_WHAT IS REQUIRED_.
Copy every entry word for word, but skip the pictures.

Stored data entries:

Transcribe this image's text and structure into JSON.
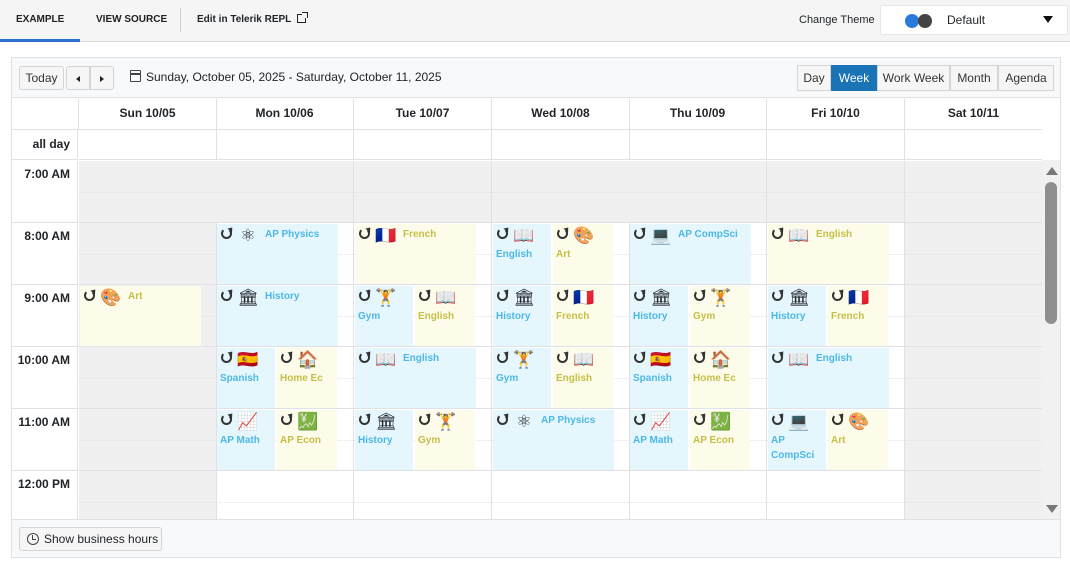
{
  "tabs": {
    "example": "EXAMPLE",
    "view_source": "VIEW SOURCE",
    "repl": "Edit in Telerik REPL"
  },
  "theme": {
    "label": "Change Theme",
    "value": "Default"
  },
  "toolbar": {
    "today": "Today",
    "range": "Sunday, October 05, 2025 - Saturday, October 11, 2025",
    "views": [
      "Day",
      "Week",
      "Work Week",
      "Month",
      "Agenda"
    ],
    "selected_view": "Week"
  },
  "days": [
    "Sun 10/05",
    "Mon 10/06",
    "Tue 10/07",
    "Wed 10/08",
    "Thu 10/09",
    "Fri 10/10",
    "Sat 10/11"
  ],
  "allday_label": "all day",
  "times": [
    "7:00 AM",
    "8:00 AM",
    "9:00 AM",
    "10:00 AM",
    "11:00 AM",
    "12:00 PM"
  ],
  "footer": {
    "business_hours": "Show business hours"
  },
  "events": [
    {
      "day": 1,
      "hour": 1,
      "pos": "full",
      "color": "blue",
      "title": "AP Physics",
      "icon": "atom-icon",
      "glyph": "⚛",
      "layout": "right"
    },
    {
      "day": 2,
      "hour": 1,
      "pos": "full",
      "color": "yellow",
      "title": "French",
      "icon": "france-flag-icon",
      "glyph": "🇫🇷",
      "layout": "right"
    },
    {
      "day": 3,
      "hour": 1,
      "pos": "left",
      "color": "blue",
      "title": "English",
      "icon": "book-icon",
      "glyph": "📖",
      "layout": "below"
    },
    {
      "day": 3,
      "hour": 1,
      "pos": "right",
      "color": "yellow",
      "title": "Art",
      "icon": "palette-icon",
      "glyph": "🎨",
      "layout": "below"
    },
    {
      "day": 4,
      "hour": 1,
      "pos": "full",
      "color": "blue",
      "title": "AP CompSci",
      "icon": "code-icon",
      "glyph": "💻",
      "layout": "right"
    },
    {
      "day": 5,
      "hour": 1,
      "pos": "full",
      "color": "yellow",
      "title": "English",
      "icon": "book-icon",
      "glyph": "📖",
      "layout": "right"
    },
    {
      "day": 0,
      "hour": 2,
      "pos": "full",
      "color": "yellow",
      "title": "Art",
      "icon": "palette-icon",
      "glyph": "🎨",
      "layout": "right"
    },
    {
      "day": 1,
      "hour": 2,
      "pos": "full",
      "color": "blue",
      "title": "History",
      "icon": "museum-icon",
      "glyph": "🏛",
      "layout": "right"
    },
    {
      "day": 2,
      "hour": 2,
      "pos": "left",
      "color": "blue",
      "title": "Gym",
      "icon": "dumbbell-icon",
      "glyph": "🏋",
      "layout": "below"
    },
    {
      "day": 2,
      "hour": 2,
      "pos": "right",
      "color": "yellow",
      "title": "English",
      "icon": "book-icon",
      "glyph": "📖",
      "layout": "below"
    },
    {
      "day": 3,
      "hour": 2,
      "pos": "left",
      "color": "blue",
      "title": "History",
      "icon": "museum-icon",
      "glyph": "🏛",
      "layout": "below"
    },
    {
      "day": 3,
      "hour": 2,
      "pos": "right",
      "color": "yellow",
      "title": "French",
      "icon": "france-flag-icon",
      "glyph": "🇫🇷",
      "layout": "below"
    },
    {
      "day": 4,
      "hour": 2,
      "pos": "left",
      "color": "blue",
      "title": "History",
      "icon": "museum-icon",
      "glyph": "🏛",
      "layout": "below"
    },
    {
      "day": 4,
      "hour": 2,
      "pos": "right",
      "color": "yellow",
      "title": "Gym",
      "icon": "dumbbell-icon",
      "glyph": "🏋",
      "layout": "below"
    },
    {
      "day": 5,
      "hour": 2,
      "pos": "left",
      "color": "blue",
      "title": "History",
      "icon": "museum-icon",
      "glyph": "🏛",
      "layout": "below"
    },
    {
      "day": 5,
      "hour": 2,
      "pos": "right",
      "color": "yellow",
      "title": "French",
      "icon": "france-flag-icon",
      "glyph": "🇫🇷",
      "layout": "below"
    },
    {
      "day": 1,
      "hour": 3,
      "pos": "left",
      "color": "blue",
      "title": "Spanish",
      "icon": "spain-flag-icon",
      "glyph": "🇪🇸",
      "layout": "below"
    },
    {
      "day": 1,
      "hour": 3,
      "pos": "right",
      "color": "yellow",
      "title": "Home Ec",
      "icon": "house-icon",
      "glyph": "🏠",
      "layout": "below"
    },
    {
      "day": 2,
      "hour": 3,
      "pos": "full",
      "color": "blue",
      "title": "English",
      "icon": "book-icon",
      "glyph": "📖",
      "layout": "right"
    },
    {
      "day": 3,
      "hour": 3,
      "pos": "left",
      "color": "blue",
      "title": "Gym",
      "icon": "dumbbell-icon",
      "glyph": "🏋",
      "layout": "below"
    },
    {
      "day": 3,
      "hour": 3,
      "pos": "right",
      "color": "yellow",
      "title": "English",
      "icon": "book-icon",
      "glyph": "📖",
      "layout": "below"
    },
    {
      "day": 4,
      "hour": 3,
      "pos": "left",
      "color": "blue",
      "title": "Spanish",
      "icon": "spain-flag-icon",
      "glyph": "🇪🇸",
      "layout": "below"
    },
    {
      "day": 4,
      "hour": 3,
      "pos": "right",
      "color": "yellow",
      "title": "Home Ec",
      "icon": "house-icon",
      "glyph": "🏠",
      "layout": "below"
    },
    {
      "day": 5,
      "hour": 3,
      "pos": "full",
      "color": "blue",
      "title": "English",
      "icon": "book-icon",
      "glyph": "📖",
      "layout": "right"
    },
    {
      "day": 1,
      "hour": 4,
      "pos": "left",
      "color": "blue",
      "title": "AP Math",
      "icon": "chart-icon",
      "glyph": "📈",
      "layout": "below"
    },
    {
      "day": 1,
      "hour": 4,
      "pos": "right",
      "color": "yellow",
      "title": "AP Econ",
      "icon": "economy-icon",
      "glyph": "💹",
      "layout": "below"
    },
    {
      "day": 2,
      "hour": 4,
      "pos": "left",
      "color": "blue",
      "title": "History",
      "icon": "museum-icon",
      "glyph": "🏛",
      "layout": "below"
    },
    {
      "day": 2,
      "hour": 4,
      "pos": "right",
      "color": "yellow",
      "title": "Gym",
      "icon": "dumbbell-icon",
      "glyph": "🏋",
      "layout": "below"
    },
    {
      "day": 3,
      "hour": 4,
      "pos": "full",
      "color": "blue",
      "title": "AP Physics",
      "icon": "atom-icon",
      "glyph": "⚛",
      "layout": "right"
    },
    {
      "day": 4,
      "hour": 4,
      "pos": "left",
      "color": "blue",
      "title": "AP Math",
      "icon": "chart-icon",
      "glyph": "📈",
      "layout": "below"
    },
    {
      "day": 4,
      "hour": 4,
      "pos": "right",
      "color": "yellow",
      "title": "AP Econ",
      "icon": "economy-icon",
      "glyph": "💹",
      "layout": "below"
    },
    {
      "day": 5,
      "hour": 4,
      "pos": "left",
      "color": "blue",
      "title": "AP CompSci",
      "icon": "code-icon",
      "glyph": "💻",
      "layout": "below"
    },
    {
      "day": 5,
      "hour": 4,
      "pos": "right",
      "color": "yellow",
      "title": "Art",
      "icon": "palette-icon",
      "glyph": "🎨",
      "layout": "below"
    }
  ]
}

_RESULT OF THIS EXERCISE_.
Transcribe this image's text and structure into JSON.
{
  "tabs": {
    "example": "EXAMPLE",
    "view_source": "VIEW SOURCE",
    "repl": "Edit in Telerik REPL"
  },
  "theme": {
    "label": "Change Theme",
    "value": "Default"
  },
  "toolbar": {
    "today": "Today",
    "range": "Sunday, October 05, 2025 - Saturday, October 11, 2025",
    "views": [
      "Day",
      "Week",
      "Work Week",
      "Month",
      "Agenda"
    ],
    "selected_view": "Week"
  },
  "days": [
    "Sun 10/05",
    "Mon 10/06",
    "Tue 10/07",
    "Wed 10/08",
    "Thu 10/09",
    "Fri 10/10",
    "Sat 10/11"
  ],
  "allday_label": "all day",
  "times": [
    "7:00 AM",
    "8:00 AM",
    "9:00 AM",
    "10:00 AM",
    "11:00 AM",
    "12:00 PM"
  ],
  "footer": {
    "business_hours": "Show business hours"
  },
  "events": [
    {
      "day": 1,
      "hour": 1,
      "pos": "full",
      "color": "blue",
      "title": "AP Physics",
      "icon": "atom-icon",
      "glyph": "⚛",
      "layout": "right"
    },
    {
      "day": 2,
      "hour": 1,
      "pos": "full",
      "color": "yellow",
      "title": "French",
      "icon": "france-flag-icon",
      "glyph": "🇫🇷",
      "layout": "right"
    },
    {
      "day": 3,
      "hour": 1,
      "pos": "left",
      "color": "blue",
      "title": "English",
      "icon": "book-icon",
      "glyph": "📖",
      "layout": "below"
    },
    {
      "day": 3,
      "hour": 1,
      "pos": "right",
      "color": "yellow",
      "title": "Art",
      "icon": "palette-icon",
      "glyph": "🎨",
      "layout": "below"
    },
    {
      "day": 4,
      "hour": 1,
      "pos": "full",
      "color": "blue",
      "title": "AP CompSci",
      "icon": "code-icon",
      "glyph": "💻",
      "layout": "right"
    },
    {
      "day": 5,
      "hour": 1,
      "pos": "full",
      "color": "yellow",
      "title": "English",
      "icon": "book-icon",
      "glyph": "📖",
      "layout": "right"
    },
    {
      "day": 0,
      "hour": 2,
      "pos": "full",
      "color": "yellow",
      "title": "Art",
      "icon": "palette-icon",
      "glyph": "🎨",
      "layout": "right"
    },
    {
      "day": 1,
      "hour": 2,
      "pos": "full",
      "color": "blue",
      "title": "History",
      "icon": "museum-icon",
      "glyph": "🏛",
      "layout": "right"
    },
    {
      "day": 2,
      "hour": 2,
      "pos": "left",
      "color": "blue",
      "title": "Gym",
      "icon": "dumbbell-icon",
      "glyph": "🏋",
      "layout": "below"
    },
    {
      "day": 2,
      "hour": 2,
      "pos": "right",
      "color": "yellow",
      "title": "English",
      "icon": "book-icon",
      "glyph": "📖",
      "layout": "below"
    },
    {
      "day": 3,
      "hour": 2,
      "pos": "left",
      "color": "blue",
      "title": "History",
      "icon": "museum-icon",
      "glyph": "🏛",
      "layout": "below"
    },
    {
      "day": 3,
      "hour": 2,
      "pos": "right",
      "color": "yellow",
      "title": "French",
      "icon": "france-flag-icon",
      "glyph": "🇫🇷",
      "layout": "below"
    },
    {
      "day": 4,
      "hour": 2,
      "pos": "left",
      "color": "blue",
      "title": "History",
      "icon": "museum-icon",
      "glyph": "🏛",
      "layout": "below"
    },
    {
      "day": 4,
      "hour": 2,
      "pos": "right",
      "color": "yellow",
      "title": "Gym",
      "icon": "dumbbell-icon",
      "glyph": "🏋",
      "layout": "below"
    },
    {
      "day": 5,
      "hour": 2,
      "pos": "left",
      "color": "blue",
      "title": "History",
      "icon": "museum-icon",
      "glyph": "🏛",
      "layout": "below"
    },
    {
      "day": 5,
      "hour": 2,
      "pos": "right",
      "color": "yellow",
      "title": "French",
      "icon": "france-flag-icon",
      "glyph": "🇫🇷",
      "layout": "below"
    },
    {
      "day": 1,
      "hour": 3,
      "pos": "left",
      "color": "blue",
      "title": "Spanish",
      "icon": "spain-flag-icon",
      "glyph": "🇪🇸",
      "layout": "below"
    },
    {
      "day": 1,
      "hour": 3,
      "pos": "right",
      "color": "yellow",
      "title": "Home Ec",
      "icon": "house-icon",
      "glyph": "🏠",
      "layout": "below"
    },
    {
      "day": 2,
      "hour": 3,
      "pos": "full",
      "color": "blue",
      "title": "English",
      "icon": "book-icon",
      "glyph": "📖",
      "layout": "right"
    },
    {
      "day": 3,
      "hour": 3,
      "pos": "left",
      "color": "blue",
      "title": "Gym",
      "icon": "dumbbell-icon",
      "glyph": "🏋",
      "layout": "below"
    },
    {
      "day": 3,
      "hour": 3,
      "pos": "right",
      "color": "yellow",
      "title": "English",
      "icon": "book-icon",
      "glyph": "📖",
      "layout": "below"
    },
    {
      "day": 4,
      "hour": 3,
      "pos": "left",
      "color": "blue",
      "title": "Spanish",
      "icon": "spain-flag-icon",
      "glyph": "🇪🇸",
      "layout": "below"
    },
    {
      "day": 4,
      "hour": 3,
      "pos": "right",
      "color": "yellow",
      "title": "Home Ec",
      "icon": "house-icon",
      "glyph": "🏠",
      "layout": "below"
    },
    {
      "day": 5,
      "hour": 3,
      "pos": "full",
      "color": "blue",
      "title": "English",
      "icon": "book-icon",
      "glyph": "📖",
      "layout": "right"
    },
    {
      "day": 1,
      "hour": 4,
      "pos": "left",
      "color": "blue",
      "title": "AP Math",
      "icon": "chart-icon",
      "glyph": "📈",
      "layout": "below"
    },
    {
      "day": 1,
      "hour": 4,
      "pos": "right",
      "color": "yellow",
      "title": "AP Econ",
      "icon": "economy-icon",
      "glyph": "💹",
      "layout": "below"
    },
    {
      "day": 2,
      "hour": 4,
      "pos": "left",
      "color": "blue",
      "title": "History",
      "icon": "museum-icon",
      "glyph": "🏛",
      "layout": "below"
    },
    {
      "day": 2,
      "hour": 4,
      "pos": "right",
      "color": "yellow",
      "title": "Gym",
      "icon": "dumbbell-icon",
      "glyph": "🏋",
      "layout": "below"
    },
    {
      "day": 3,
      "hour": 4,
      "pos": "full",
      "color": "blue",
      "title": "AP Physics",
      "icon": "atom-icon",
      "glyph": "⚛",
      "layout": "right"
    },
    {
      "day": 4,
      "hour": 4,
      "pos": "left",
      "color": "blue",
      "title": "AP Math",
      "icon": "chart-icon",
      "glyph": "📈",
      "layout": "below"
    },
    {
      "day": 4,
      "hour": 4,
      "pos": "right",
      "color": "yellow",
      "title": "AP Econ",
      "icon": "economy-icon",
      "glyph": "💹",
      "layout": "below"
    },
    {
      "day": 5,
      "hour": 4,
      "pos": "left",
      "color": "blue",
      "title": "AP CompSci",
      "icon": "code-icon",
      "glyph": "💻",
      "layout": "below"
    },
    {
      "day": 5,
      "hour": 4,
      "pos": "right",
      "color": "yellow",
      "title": "Art",
      "icon": "palette-icon",
      "glyph": "🎨",
      "layout": "below"
    }
  ]
}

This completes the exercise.